Work to complete » Quote the records word for word, from their first line through the line with "bar-white-2014 [928, 203, 955, 337]", and include that last line.

Material for the task »
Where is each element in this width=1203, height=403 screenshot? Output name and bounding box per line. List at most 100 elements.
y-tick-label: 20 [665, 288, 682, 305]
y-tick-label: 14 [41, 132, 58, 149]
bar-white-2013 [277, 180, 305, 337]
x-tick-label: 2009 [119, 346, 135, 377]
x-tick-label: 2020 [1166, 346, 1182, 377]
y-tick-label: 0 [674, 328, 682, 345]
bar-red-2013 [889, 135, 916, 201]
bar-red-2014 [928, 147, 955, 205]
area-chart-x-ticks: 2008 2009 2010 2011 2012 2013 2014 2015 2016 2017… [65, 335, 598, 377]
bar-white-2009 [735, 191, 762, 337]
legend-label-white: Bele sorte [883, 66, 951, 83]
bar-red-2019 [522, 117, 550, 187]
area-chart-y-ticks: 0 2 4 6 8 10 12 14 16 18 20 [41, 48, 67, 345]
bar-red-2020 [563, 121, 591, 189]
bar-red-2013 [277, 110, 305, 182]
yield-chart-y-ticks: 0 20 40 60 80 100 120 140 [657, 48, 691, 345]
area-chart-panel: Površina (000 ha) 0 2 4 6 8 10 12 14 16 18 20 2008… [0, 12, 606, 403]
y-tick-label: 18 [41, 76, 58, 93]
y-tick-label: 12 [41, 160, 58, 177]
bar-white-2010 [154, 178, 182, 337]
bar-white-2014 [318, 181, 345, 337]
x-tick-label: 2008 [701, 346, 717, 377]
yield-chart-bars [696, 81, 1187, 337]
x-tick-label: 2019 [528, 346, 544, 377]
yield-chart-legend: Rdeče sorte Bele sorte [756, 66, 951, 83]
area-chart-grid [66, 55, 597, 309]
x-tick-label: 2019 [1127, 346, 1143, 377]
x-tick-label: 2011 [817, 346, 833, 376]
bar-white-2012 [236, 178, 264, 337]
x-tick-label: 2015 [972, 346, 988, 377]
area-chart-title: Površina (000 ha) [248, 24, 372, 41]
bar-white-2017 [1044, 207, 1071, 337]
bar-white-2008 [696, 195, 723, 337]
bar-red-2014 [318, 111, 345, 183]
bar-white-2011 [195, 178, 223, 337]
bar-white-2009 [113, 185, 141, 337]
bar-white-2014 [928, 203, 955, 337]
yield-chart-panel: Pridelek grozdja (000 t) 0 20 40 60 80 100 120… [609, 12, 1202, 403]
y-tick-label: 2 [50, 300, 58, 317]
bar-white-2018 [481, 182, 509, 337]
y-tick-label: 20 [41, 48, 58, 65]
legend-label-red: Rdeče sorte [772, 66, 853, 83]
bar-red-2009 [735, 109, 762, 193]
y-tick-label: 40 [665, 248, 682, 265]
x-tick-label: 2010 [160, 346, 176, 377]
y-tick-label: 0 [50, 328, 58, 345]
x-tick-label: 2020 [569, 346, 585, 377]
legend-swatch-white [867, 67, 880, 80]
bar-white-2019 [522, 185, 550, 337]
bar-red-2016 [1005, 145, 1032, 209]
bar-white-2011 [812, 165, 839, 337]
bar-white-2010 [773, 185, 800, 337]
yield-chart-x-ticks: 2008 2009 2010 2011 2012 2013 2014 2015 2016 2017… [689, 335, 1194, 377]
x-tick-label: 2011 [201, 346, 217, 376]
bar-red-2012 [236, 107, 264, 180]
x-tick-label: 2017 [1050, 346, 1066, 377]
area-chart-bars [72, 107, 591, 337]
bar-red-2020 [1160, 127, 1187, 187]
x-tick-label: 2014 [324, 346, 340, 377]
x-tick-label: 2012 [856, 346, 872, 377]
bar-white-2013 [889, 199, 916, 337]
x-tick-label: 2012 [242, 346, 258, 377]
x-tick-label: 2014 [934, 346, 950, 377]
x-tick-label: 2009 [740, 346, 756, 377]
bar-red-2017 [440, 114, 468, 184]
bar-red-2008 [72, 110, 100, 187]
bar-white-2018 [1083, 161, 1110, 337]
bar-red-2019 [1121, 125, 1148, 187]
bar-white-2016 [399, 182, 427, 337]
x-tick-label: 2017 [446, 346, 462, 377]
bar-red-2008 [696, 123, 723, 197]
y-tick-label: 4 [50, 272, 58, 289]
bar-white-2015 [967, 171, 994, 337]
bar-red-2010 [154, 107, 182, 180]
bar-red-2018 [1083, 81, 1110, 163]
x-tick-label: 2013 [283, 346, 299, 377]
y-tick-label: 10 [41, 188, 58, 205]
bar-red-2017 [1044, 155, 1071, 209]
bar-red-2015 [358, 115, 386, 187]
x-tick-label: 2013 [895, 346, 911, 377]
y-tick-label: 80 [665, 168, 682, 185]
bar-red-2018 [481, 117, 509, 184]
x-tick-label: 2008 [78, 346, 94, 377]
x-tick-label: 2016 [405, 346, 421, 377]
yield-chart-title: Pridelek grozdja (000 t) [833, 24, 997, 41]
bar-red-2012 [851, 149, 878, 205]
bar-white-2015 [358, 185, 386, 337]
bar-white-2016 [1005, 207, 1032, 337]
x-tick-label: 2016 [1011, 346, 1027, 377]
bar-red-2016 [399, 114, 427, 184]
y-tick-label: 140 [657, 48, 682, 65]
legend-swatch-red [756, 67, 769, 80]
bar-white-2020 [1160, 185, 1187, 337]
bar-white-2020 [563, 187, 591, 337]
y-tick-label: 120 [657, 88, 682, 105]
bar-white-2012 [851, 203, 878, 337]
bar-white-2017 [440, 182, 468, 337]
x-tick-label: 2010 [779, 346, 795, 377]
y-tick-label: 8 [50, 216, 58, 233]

Response for this exercise »
Where is each element in this width=1203, height=403 screenshot? Output name and bounding box per line. List at most 100 elements.
y-tick-label: 20 [665, 288, 682, 305]
y-tick-label: 14 [41, 132, 58, 149]
bar-white-2013 [277, 180, 305, 337]
x-tick-label: 2009 [119, 346, 135, 377]
x-tick-label: 2020 [1166, 346, 1182, 377]
y-tick-label: 0 [674, 328, 682, 345]
bar-red-2013 [889, 135, 916, 201]
bar-red-2014 [928, 147, 955, 205]
area-chart-x-ticks: 2008 2009 2010 2011 2012 2013 2014 2015 2016 2017… [65, 335, 598, 377]
bar-white-2009 [735, 191, 762, 337]
legend-label-white: Bele sorte [883, 66, 951, 83]
bar-red-2019 [522, 117, 550, 187]
area-chart-y-ticks: 0 2 4 6 8 10 12 14 16 18 20 [41, 48, 67, 345]
bar-red-2020 [563, 121, 591, 189]
bar-red-2013 [277, 110, 305, 182]
yield-chart-y-ticks: 0 20 40 60 80 100 120 140 [657, 48, 691, 345]
area-chart-panel: Površina (000 ha) 0 2 4 6 8 10 12 14 16 18 20 2008… [0, 12, 606, 403]
y-tick-label: 18 [41, 76, 58, 93]
y-tick-label: 12 [41, 160, 58, 177]
bar-white-2010 [154, 178, 182, 337]
bar-white-2014 [318, 181, 345, 337]
x-tick-label: 2008 [701, 346, 717, 377]
yield-chart-bars [696, 81, 1187, 337]
x-tick-label: 2019 [528, 346, 544, 377]
yield-chart-legend: Rdeče sorte Bele sorte [756, 66, 951, 83]
area-chart-grid [66, 55, 597, 309]
x-tick-label: 2019 [1127, 346, 1143, 377]
x-tick-label: 2011 [817, 346, 833, 376]
bar-white-2012 [236, 178, 264, 337]
x-tick-label: 2015 [972, 346, 988, 377]
area-chart-title: Površina (000 ha) [248, 24, 372, 41]
bar-white-2017 [1044, 207, 1071, 337]
bar-white-2008 [696, 195, 723, 337]
bar-red-2014 [318, 111, 345, 183]
bar-white-2011 [195, 178, 223, 337]
bar-white-2009 [113, 185, 141, 337]
bar-white-2014 [928, 203, 955, 337]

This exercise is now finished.